Find and return each line containing "grid".

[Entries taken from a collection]

══════

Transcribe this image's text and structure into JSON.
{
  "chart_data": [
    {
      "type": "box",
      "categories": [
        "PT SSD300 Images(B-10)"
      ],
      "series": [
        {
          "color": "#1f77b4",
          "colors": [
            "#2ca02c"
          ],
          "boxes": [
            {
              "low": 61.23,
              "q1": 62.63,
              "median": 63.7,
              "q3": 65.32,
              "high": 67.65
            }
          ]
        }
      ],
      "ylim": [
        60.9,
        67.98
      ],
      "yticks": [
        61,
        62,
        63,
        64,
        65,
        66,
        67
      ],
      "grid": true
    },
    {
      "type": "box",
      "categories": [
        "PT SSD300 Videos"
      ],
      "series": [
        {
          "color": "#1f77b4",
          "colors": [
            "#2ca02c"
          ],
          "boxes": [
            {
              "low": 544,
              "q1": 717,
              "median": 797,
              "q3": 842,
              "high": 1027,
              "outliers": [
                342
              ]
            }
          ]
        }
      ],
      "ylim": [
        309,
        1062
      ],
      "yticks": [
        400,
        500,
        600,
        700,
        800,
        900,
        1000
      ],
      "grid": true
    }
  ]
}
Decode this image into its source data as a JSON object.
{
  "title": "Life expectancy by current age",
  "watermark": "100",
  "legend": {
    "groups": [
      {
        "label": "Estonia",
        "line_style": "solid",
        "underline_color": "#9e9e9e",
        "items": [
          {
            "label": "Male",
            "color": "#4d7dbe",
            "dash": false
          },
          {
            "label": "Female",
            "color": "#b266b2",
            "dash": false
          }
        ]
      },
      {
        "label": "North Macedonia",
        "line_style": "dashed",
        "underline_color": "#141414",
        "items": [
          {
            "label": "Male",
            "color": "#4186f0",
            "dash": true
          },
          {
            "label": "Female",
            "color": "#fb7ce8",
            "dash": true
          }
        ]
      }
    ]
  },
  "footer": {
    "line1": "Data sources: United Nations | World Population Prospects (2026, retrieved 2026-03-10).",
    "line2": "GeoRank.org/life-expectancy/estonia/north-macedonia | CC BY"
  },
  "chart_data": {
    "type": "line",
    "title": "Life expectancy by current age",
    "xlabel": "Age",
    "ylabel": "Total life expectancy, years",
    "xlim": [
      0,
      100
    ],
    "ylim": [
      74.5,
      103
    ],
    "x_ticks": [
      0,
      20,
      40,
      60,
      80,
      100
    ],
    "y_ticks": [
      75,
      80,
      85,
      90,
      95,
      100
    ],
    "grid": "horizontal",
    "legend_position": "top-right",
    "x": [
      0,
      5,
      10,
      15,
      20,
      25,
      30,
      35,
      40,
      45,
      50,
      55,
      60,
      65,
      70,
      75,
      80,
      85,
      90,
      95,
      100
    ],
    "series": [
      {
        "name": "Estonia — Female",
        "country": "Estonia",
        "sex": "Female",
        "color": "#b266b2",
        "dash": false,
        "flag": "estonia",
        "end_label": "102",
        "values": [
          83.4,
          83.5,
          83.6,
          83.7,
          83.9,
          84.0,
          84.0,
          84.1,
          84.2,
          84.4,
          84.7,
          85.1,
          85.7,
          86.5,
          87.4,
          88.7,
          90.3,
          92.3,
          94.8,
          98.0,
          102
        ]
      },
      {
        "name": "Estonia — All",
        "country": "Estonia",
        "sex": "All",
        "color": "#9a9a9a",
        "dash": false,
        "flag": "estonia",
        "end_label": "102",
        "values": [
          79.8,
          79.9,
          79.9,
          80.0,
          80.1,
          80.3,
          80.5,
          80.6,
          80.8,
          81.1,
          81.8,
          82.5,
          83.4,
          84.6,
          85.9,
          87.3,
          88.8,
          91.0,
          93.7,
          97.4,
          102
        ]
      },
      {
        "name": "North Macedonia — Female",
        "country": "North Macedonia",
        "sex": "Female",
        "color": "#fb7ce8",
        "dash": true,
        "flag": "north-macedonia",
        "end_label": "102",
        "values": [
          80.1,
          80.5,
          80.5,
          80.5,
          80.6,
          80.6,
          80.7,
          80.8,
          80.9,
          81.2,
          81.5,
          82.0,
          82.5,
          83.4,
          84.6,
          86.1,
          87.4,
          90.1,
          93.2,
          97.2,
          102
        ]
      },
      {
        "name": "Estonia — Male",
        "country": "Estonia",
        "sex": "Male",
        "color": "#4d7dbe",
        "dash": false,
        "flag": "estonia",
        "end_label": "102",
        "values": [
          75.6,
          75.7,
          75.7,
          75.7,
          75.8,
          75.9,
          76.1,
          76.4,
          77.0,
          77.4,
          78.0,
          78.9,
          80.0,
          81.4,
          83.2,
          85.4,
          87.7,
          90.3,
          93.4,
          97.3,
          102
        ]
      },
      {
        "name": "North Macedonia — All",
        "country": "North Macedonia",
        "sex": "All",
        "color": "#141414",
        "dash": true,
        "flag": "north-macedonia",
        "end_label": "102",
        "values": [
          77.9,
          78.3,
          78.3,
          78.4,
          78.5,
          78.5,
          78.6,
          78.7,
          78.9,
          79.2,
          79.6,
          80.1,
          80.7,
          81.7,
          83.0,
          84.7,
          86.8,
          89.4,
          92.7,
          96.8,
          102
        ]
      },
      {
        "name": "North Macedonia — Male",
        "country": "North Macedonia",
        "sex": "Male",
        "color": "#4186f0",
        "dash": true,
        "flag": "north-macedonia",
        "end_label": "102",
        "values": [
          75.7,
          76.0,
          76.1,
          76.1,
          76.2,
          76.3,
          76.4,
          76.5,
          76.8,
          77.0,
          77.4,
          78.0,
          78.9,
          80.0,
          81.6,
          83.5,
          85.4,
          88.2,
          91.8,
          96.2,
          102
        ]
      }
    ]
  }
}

══════

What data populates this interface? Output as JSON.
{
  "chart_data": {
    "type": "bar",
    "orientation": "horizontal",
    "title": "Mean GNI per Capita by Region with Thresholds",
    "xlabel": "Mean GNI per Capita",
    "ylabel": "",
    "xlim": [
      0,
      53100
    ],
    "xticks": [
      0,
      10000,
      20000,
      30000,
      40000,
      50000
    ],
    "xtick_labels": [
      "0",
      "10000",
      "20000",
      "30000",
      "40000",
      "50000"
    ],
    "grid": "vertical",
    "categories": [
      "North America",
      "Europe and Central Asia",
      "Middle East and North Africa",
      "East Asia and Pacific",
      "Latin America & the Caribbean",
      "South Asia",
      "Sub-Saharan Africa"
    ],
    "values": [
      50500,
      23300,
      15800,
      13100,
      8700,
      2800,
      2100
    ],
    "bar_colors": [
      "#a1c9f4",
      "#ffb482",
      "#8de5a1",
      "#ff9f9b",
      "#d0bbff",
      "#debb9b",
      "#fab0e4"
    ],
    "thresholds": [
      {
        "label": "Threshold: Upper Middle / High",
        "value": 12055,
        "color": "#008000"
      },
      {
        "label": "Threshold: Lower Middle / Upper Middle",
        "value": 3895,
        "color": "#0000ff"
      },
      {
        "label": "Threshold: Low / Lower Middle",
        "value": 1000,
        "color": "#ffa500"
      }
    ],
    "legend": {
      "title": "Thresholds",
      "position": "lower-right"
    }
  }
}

══════

▶ Result of this exercise
      "grid": true
      "grid": true
    "grid": "horizontal",
    "grid": "vertical",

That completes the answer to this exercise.